(The problem)
Please print the full listing exactly.

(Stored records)
◇ ◇ ◇ ◇ ◇ ◇ ◇
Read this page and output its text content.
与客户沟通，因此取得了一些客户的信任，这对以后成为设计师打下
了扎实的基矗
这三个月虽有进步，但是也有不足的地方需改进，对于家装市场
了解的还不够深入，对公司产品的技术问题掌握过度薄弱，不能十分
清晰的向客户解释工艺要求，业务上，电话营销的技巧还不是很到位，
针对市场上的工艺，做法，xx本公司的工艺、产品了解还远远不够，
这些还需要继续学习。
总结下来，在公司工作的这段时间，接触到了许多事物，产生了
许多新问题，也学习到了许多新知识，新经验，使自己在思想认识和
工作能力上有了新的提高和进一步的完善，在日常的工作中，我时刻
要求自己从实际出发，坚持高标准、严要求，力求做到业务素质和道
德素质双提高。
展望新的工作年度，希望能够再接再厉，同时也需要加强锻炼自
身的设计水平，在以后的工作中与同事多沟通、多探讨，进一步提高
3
◇ ◇ ◇ ◇ ◇ ◇ ◇
(Result below)
Read this page and output its text content.
与客户沟通，因此取得了一些客户的信任，这对以后成为设计师打下
了扎实的基矗
这三个月虽有进步，但是也有不足的地方需改进，对于家装市场
了解的还不够深入，对公司产品的技术问题掌握过度薄弱，不能十分
清晰的向客户解释工艺要求，业务上，电话营销的技巧还不是很到位，
针对市场上的工艺，做法，xx本公司的工艺、产品了解还远远不够，
这些还需要继续学习。
总结下来，在公司工作的这段时间，接触到了许多事物，产生了
许多新问题，也学习到了许多新知识，新经验，使自己在思想认识和
工作能力上有了新的提高和进一步的完善，在日常的工作中，我时刻
要求自己从实际出发，坚持高标准、严要求，力求做到业务素质和道
德素质双提高。
展望新的工作年度，希望能够再接再厉，同时也需要加强锻炼自
身的设计水平，在以后的工作中与同事多沟通、多探讨，进一步提高
3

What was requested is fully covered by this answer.